### WORK REQUIRED
Select every line of the entries that contains the string "series" and copy each one. Matches must have the same letter case.

------ INPUT ------

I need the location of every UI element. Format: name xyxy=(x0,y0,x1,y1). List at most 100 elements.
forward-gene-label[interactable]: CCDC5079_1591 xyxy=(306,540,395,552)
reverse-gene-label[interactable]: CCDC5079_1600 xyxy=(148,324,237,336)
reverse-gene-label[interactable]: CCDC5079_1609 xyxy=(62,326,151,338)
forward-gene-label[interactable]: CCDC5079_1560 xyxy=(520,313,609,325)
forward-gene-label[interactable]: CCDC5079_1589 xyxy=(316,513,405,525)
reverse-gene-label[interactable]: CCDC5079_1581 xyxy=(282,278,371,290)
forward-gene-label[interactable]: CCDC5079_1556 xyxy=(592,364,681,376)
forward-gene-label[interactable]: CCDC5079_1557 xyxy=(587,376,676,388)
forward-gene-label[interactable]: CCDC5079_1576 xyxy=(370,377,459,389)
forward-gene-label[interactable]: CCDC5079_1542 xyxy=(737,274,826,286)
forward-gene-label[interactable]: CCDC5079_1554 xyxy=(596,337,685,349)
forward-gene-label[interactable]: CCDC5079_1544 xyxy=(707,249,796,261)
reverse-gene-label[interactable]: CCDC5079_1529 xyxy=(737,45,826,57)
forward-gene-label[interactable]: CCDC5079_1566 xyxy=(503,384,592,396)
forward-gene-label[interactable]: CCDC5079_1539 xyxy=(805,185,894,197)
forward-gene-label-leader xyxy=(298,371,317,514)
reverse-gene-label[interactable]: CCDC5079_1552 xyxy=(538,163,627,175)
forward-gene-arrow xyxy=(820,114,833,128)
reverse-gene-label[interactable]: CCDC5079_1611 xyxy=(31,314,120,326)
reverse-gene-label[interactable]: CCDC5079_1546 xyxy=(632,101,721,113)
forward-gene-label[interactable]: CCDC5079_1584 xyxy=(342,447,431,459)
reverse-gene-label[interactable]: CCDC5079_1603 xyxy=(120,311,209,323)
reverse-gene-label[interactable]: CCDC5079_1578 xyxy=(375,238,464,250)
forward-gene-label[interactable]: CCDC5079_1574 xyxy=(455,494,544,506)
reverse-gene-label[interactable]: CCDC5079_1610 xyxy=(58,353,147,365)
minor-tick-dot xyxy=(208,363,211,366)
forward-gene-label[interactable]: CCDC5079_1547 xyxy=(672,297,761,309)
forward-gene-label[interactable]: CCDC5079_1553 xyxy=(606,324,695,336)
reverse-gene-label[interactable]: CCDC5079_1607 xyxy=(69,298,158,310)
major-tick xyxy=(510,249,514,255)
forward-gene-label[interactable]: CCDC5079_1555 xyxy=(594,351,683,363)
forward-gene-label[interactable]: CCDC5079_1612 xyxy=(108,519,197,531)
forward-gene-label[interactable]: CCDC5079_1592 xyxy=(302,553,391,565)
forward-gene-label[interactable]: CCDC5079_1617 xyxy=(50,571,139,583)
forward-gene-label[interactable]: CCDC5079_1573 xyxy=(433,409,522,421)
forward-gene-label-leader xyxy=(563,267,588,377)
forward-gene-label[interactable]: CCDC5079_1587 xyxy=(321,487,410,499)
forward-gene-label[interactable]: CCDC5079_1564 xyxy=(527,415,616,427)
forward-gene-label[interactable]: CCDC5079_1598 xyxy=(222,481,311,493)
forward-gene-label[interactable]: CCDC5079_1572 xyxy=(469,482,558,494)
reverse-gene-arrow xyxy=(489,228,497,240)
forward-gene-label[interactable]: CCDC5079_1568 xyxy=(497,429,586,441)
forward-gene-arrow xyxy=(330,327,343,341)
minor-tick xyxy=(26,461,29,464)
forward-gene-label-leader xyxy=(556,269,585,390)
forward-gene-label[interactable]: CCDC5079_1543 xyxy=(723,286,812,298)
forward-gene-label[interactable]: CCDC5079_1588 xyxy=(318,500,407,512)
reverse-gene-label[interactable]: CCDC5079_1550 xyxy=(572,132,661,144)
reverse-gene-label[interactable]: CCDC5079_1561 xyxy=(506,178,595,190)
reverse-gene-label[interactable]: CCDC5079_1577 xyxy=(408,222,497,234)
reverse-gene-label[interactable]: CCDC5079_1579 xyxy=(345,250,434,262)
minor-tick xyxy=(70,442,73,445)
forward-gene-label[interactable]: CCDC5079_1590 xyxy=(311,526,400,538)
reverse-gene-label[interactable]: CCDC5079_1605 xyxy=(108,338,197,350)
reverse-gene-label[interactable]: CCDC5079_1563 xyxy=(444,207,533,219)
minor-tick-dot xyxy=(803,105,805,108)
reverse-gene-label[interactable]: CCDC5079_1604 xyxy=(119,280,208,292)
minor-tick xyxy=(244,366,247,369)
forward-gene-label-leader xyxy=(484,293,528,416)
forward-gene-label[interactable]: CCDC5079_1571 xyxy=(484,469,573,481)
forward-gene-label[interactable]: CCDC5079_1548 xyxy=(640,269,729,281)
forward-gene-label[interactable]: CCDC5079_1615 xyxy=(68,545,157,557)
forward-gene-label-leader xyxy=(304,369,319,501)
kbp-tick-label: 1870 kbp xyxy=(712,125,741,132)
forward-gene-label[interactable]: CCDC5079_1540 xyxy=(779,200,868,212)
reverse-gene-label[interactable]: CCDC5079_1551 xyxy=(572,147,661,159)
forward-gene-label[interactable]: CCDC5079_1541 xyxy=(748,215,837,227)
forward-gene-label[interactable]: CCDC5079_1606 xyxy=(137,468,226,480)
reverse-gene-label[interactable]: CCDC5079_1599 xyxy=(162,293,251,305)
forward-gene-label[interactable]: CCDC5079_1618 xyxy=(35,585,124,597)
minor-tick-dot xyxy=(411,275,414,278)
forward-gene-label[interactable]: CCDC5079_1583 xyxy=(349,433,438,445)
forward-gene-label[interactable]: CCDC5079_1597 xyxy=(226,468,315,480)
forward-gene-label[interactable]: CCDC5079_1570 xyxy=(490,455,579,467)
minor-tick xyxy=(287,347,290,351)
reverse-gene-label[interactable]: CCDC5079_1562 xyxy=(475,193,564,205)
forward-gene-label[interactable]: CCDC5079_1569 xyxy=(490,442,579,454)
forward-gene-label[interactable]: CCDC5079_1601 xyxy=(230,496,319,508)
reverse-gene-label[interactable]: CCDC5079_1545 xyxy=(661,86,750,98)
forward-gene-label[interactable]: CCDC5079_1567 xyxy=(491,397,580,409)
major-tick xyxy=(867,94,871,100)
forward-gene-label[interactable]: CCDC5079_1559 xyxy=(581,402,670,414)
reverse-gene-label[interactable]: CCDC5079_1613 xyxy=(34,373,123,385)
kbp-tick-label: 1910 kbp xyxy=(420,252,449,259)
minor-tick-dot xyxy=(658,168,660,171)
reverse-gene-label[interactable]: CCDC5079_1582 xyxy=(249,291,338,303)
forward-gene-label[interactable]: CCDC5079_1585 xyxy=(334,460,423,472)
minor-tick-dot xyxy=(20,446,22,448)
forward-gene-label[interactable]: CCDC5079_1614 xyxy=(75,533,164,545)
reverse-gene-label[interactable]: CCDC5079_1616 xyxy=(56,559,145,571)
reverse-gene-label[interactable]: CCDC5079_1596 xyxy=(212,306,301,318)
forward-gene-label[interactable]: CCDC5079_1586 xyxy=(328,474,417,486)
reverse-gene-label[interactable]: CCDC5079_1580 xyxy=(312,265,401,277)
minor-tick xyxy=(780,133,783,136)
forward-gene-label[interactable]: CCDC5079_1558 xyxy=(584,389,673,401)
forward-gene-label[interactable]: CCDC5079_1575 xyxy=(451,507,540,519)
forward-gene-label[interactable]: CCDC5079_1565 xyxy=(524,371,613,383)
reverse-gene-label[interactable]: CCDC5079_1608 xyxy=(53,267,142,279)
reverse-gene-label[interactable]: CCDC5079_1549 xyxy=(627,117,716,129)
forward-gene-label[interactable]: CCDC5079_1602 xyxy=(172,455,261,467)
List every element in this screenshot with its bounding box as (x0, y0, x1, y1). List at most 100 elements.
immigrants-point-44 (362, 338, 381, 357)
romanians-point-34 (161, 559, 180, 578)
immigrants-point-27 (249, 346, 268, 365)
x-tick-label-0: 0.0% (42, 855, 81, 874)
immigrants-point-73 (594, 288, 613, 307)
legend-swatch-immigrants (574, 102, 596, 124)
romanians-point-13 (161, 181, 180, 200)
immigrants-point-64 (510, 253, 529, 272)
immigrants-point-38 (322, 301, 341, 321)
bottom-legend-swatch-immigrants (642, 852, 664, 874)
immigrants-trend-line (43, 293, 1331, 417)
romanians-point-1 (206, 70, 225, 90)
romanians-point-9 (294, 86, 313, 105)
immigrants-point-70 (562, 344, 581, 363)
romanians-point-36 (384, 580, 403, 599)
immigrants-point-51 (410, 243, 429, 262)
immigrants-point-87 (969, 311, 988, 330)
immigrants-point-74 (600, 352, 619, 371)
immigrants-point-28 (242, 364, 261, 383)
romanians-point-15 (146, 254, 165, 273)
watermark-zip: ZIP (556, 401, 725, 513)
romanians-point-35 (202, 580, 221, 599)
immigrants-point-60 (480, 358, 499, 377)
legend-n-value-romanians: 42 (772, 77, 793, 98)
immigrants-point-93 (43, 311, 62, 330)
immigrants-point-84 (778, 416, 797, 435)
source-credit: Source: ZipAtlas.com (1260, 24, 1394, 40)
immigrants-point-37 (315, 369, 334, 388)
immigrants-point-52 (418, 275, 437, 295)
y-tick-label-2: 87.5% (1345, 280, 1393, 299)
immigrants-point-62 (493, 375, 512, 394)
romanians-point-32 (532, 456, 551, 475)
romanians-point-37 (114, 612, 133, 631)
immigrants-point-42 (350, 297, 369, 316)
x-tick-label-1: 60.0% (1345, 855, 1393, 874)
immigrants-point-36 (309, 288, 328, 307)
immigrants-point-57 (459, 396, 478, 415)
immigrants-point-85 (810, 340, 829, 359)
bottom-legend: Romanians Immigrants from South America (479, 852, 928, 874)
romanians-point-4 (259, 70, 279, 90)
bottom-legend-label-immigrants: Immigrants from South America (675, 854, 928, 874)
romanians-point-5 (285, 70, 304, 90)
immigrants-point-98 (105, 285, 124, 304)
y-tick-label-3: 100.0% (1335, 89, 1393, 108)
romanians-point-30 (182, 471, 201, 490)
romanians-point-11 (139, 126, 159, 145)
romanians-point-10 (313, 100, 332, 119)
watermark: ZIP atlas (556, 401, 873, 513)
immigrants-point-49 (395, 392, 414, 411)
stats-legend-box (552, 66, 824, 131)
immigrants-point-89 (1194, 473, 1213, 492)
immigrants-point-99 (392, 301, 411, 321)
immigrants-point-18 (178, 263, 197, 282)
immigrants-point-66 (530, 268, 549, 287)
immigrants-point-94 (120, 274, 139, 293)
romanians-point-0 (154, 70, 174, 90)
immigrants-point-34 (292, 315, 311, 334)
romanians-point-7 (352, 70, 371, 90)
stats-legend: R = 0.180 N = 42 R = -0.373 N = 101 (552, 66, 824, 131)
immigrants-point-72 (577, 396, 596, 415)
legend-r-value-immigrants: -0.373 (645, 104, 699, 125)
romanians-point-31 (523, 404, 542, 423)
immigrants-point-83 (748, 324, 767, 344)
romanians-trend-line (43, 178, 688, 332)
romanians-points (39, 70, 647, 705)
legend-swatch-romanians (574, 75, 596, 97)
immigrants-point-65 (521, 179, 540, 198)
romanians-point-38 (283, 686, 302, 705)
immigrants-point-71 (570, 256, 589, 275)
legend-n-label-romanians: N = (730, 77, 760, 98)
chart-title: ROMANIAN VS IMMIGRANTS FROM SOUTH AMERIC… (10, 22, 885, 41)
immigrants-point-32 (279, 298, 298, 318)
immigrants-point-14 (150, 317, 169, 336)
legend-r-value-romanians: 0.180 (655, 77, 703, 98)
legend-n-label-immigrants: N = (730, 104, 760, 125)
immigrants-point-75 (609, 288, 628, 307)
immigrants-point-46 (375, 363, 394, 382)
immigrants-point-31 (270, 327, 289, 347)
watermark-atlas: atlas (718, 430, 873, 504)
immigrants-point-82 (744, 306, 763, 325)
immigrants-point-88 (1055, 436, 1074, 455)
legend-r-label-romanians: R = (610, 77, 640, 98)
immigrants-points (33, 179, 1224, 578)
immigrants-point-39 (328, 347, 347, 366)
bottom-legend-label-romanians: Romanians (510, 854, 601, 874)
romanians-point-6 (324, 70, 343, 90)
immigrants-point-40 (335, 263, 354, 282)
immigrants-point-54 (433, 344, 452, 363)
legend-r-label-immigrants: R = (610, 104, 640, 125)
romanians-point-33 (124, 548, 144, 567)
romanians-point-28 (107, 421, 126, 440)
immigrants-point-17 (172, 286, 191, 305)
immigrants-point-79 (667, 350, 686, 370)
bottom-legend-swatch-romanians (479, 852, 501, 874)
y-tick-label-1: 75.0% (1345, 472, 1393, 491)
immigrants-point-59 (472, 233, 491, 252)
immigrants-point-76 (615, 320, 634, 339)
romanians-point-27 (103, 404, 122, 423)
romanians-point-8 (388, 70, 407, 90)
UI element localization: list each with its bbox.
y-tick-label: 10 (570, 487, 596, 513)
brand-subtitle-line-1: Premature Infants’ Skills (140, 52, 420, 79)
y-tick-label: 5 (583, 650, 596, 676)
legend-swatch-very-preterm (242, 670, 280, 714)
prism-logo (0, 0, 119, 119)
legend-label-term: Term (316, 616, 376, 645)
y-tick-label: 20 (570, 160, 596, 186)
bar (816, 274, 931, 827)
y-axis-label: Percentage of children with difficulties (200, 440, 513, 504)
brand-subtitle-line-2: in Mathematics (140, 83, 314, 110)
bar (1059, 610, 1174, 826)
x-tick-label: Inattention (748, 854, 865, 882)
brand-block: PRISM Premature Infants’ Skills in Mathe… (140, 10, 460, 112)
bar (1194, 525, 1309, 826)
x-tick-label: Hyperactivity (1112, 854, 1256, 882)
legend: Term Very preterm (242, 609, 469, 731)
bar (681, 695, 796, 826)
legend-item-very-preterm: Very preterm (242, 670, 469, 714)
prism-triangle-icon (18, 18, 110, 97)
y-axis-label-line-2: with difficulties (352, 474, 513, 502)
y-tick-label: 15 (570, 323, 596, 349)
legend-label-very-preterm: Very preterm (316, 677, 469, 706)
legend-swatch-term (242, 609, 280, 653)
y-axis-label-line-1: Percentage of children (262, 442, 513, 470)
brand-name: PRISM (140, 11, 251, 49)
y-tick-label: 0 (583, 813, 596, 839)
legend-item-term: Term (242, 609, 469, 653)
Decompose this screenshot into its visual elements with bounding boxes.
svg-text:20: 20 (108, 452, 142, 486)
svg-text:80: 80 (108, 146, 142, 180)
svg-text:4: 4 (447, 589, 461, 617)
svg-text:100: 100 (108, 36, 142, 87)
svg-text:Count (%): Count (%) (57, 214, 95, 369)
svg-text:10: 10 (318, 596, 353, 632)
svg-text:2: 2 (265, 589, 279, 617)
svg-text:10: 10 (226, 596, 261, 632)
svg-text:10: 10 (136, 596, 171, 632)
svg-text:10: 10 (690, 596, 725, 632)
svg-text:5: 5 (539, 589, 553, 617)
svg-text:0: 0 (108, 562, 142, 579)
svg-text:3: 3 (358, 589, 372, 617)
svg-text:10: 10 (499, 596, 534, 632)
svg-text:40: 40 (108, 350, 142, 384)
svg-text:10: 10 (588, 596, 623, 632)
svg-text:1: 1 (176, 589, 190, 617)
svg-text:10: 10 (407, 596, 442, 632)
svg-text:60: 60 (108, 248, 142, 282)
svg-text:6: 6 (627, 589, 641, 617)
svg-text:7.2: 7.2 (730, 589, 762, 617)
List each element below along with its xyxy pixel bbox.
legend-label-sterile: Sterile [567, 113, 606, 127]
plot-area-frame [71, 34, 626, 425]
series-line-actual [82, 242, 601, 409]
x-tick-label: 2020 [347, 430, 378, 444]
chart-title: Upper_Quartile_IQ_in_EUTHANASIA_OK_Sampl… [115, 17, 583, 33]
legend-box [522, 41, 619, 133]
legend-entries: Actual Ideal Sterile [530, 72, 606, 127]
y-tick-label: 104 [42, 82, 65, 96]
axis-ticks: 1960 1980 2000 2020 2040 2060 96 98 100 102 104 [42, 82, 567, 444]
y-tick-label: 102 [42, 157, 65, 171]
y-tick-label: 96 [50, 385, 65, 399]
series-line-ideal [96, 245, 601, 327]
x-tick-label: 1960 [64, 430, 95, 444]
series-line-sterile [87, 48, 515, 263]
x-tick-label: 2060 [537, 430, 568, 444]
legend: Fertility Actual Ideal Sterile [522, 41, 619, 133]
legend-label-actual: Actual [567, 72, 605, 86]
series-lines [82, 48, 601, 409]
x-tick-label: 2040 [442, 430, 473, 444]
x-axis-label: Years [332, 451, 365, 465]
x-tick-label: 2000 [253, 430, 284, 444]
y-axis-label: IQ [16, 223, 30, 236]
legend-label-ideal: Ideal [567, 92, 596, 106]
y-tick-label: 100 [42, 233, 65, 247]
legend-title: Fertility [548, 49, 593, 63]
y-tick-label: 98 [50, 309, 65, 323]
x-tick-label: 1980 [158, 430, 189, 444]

------

### SOLUTION FOR THIS TASK
series-line-actual [82, 242, 601, 409]
series-line-ideal [96, 245, 601, 327]
series-line-sterile [87, 48, 515, 263]
series-lines [82, 48, 601, 409]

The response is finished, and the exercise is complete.